▸ **RECORDS FOR THE TASK**
• • • • •

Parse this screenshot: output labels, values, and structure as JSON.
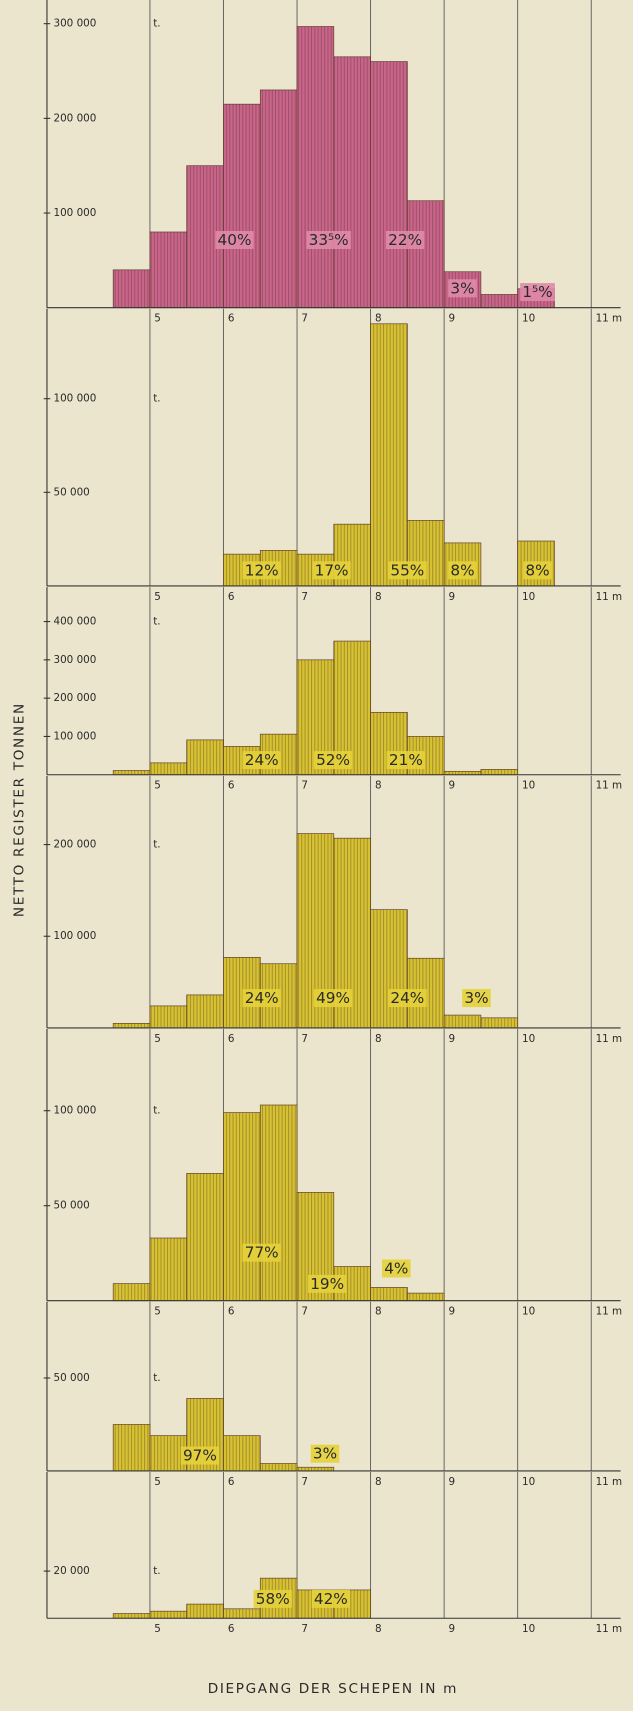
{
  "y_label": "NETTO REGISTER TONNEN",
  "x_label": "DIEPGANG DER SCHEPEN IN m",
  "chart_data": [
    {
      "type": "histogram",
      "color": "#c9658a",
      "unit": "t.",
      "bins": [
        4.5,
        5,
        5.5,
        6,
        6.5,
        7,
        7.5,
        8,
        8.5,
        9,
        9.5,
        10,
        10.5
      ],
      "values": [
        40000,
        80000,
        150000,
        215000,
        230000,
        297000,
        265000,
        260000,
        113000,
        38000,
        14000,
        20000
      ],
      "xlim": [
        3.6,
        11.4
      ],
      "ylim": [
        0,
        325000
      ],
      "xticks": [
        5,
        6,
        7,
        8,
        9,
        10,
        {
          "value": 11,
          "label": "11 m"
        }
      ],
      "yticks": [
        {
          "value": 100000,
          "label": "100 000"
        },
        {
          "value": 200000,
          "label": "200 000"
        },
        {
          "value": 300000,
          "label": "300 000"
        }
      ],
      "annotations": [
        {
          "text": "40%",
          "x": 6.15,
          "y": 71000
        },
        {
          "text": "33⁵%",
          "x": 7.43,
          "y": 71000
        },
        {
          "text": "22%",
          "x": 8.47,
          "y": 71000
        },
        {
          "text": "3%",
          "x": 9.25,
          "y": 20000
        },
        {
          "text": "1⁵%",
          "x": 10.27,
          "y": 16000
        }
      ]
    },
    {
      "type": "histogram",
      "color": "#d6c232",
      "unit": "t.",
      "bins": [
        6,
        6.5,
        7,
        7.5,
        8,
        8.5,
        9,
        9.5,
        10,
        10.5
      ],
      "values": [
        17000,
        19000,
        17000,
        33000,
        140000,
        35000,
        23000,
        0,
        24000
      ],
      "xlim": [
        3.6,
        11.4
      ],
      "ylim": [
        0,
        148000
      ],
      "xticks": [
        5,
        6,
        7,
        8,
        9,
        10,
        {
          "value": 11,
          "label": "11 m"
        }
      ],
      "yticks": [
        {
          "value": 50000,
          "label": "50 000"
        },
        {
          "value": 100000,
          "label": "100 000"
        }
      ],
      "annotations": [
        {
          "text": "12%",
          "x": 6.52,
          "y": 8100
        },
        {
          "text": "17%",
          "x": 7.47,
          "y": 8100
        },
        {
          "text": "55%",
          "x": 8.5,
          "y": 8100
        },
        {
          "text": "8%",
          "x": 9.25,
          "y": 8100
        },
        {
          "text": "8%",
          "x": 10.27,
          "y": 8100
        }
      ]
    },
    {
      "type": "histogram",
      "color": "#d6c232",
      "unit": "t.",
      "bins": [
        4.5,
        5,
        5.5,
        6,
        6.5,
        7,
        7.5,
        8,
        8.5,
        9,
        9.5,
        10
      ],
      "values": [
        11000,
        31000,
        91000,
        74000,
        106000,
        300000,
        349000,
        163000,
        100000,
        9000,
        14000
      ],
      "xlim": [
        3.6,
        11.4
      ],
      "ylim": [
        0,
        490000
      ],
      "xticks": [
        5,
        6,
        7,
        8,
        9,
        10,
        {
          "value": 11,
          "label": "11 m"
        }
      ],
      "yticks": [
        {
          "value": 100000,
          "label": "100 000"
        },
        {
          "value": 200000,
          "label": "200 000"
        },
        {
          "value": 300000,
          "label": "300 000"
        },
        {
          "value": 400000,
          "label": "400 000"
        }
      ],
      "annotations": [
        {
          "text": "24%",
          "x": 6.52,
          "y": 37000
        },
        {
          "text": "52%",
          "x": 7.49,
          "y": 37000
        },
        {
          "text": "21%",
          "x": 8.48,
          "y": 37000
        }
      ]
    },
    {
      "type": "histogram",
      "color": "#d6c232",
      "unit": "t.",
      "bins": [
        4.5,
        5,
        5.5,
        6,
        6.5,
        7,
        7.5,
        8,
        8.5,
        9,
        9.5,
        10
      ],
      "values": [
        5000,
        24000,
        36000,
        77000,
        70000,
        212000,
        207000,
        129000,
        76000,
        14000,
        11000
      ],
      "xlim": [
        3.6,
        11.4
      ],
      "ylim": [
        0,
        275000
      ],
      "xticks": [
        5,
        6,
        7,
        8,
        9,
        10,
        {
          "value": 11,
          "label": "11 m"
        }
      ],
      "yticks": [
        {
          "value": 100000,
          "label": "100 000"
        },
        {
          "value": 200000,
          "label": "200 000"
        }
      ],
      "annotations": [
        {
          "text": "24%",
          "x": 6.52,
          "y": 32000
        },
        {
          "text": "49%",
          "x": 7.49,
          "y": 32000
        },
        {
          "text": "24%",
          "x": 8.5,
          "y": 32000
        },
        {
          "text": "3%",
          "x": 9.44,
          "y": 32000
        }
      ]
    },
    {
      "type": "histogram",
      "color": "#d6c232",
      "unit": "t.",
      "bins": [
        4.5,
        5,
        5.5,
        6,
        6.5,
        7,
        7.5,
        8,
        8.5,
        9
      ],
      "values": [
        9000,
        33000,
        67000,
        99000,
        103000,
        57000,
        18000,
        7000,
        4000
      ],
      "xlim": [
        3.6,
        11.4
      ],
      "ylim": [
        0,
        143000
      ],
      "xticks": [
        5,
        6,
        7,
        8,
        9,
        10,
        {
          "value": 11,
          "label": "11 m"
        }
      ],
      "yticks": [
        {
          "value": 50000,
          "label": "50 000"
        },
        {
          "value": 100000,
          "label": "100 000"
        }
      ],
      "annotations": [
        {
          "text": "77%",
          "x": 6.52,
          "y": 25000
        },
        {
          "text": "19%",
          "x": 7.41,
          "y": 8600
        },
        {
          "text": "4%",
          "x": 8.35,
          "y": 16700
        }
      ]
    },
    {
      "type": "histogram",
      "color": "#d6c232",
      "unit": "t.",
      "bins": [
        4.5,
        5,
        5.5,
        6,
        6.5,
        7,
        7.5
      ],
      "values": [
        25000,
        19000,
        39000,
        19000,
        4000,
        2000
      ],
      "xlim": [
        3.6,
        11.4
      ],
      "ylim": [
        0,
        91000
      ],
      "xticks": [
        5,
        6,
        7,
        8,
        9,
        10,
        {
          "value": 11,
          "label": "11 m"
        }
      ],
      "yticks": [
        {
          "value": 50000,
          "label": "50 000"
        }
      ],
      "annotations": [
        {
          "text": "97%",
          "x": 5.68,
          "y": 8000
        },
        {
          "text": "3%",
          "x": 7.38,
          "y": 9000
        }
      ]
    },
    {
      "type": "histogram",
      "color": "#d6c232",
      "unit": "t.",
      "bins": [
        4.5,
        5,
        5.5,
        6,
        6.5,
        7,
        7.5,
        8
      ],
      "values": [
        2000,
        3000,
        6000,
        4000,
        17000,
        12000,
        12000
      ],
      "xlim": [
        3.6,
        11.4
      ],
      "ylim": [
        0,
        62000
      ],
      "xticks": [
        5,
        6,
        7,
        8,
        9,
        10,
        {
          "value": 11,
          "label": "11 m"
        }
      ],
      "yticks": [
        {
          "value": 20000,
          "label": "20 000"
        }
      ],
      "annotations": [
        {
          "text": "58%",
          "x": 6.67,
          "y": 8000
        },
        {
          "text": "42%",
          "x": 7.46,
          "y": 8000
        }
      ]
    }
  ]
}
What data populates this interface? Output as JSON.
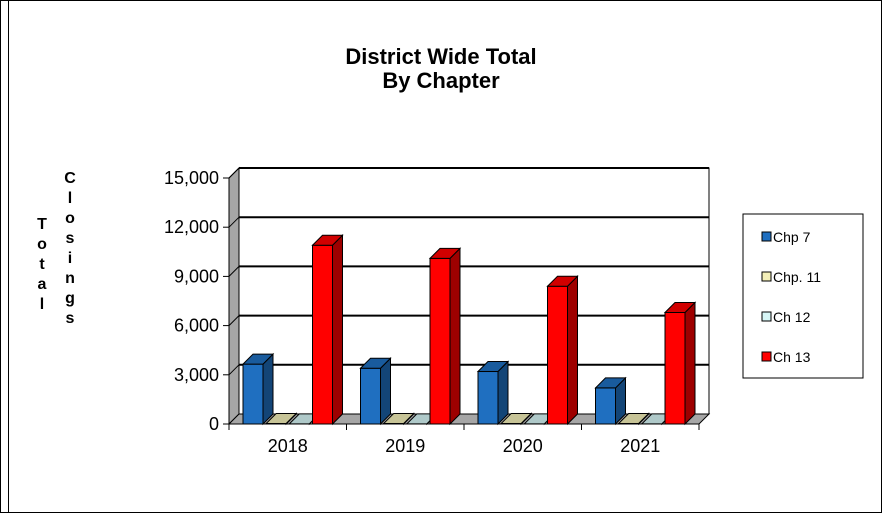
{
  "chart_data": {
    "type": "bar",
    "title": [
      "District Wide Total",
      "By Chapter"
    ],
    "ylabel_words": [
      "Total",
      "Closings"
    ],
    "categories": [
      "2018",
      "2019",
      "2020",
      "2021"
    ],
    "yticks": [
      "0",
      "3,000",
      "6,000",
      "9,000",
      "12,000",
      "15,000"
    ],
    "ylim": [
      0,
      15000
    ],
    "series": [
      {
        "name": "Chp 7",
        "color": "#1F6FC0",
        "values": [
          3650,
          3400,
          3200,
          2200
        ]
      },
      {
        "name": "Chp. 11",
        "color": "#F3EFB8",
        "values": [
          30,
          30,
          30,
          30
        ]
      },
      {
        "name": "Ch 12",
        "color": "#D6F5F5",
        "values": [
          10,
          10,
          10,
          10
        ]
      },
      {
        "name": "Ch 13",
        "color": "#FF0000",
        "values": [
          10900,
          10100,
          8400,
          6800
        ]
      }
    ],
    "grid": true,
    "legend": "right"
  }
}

• • • • •

▸ **WHAT IS BEING ASKED**
Using the listing above, copy exactly the lines from the one that contains "What data populates" through its last line, both included, but not the pictures.

▸ **SOLVED EXERCISE**
What data populates this interface? Output as JSON.
{
  "chart_data": {
    "type": "bar",
    "title": [
      "District Wide Total",
      "By Chapter"
    ],
    "ylabel_words": [
      "Total",
      "Closings"
    ],
    "categories": [
      "2018",
      "2019",
      "2020",
      "2021"
    ],
    "yticks": [
      "0",
      "3,000",
      "6,000",
      "9,000",
      "12,000",
      "15,000"
    ],
    "ylim": [
      0,
      15000
    ],
    "series": [
      {
        "name": "Chp 7",
        "color": "#1F6FC0",
        "values": [
          3650,
          3400,
          3200,
          2200
        ]
      },
      {
        "name": "Chp. 11",
        "color": "#F3EFB8",
        "values": [
          30,
          30,
          30,
          30
        ]
      },
      {
        "name": "Ch 12",
        "color": "#D6F5F5",
        "values": [
          10,
          10,
          10,
          10
        ]
      },
      {
        "name": "Ch 13",
        "color": "#FF0000",
        "values": [
          10900,
          10100,
          8400,
          6800
        ]
      }
    ],
    "grid": true,
    "legend": "right"
  }
}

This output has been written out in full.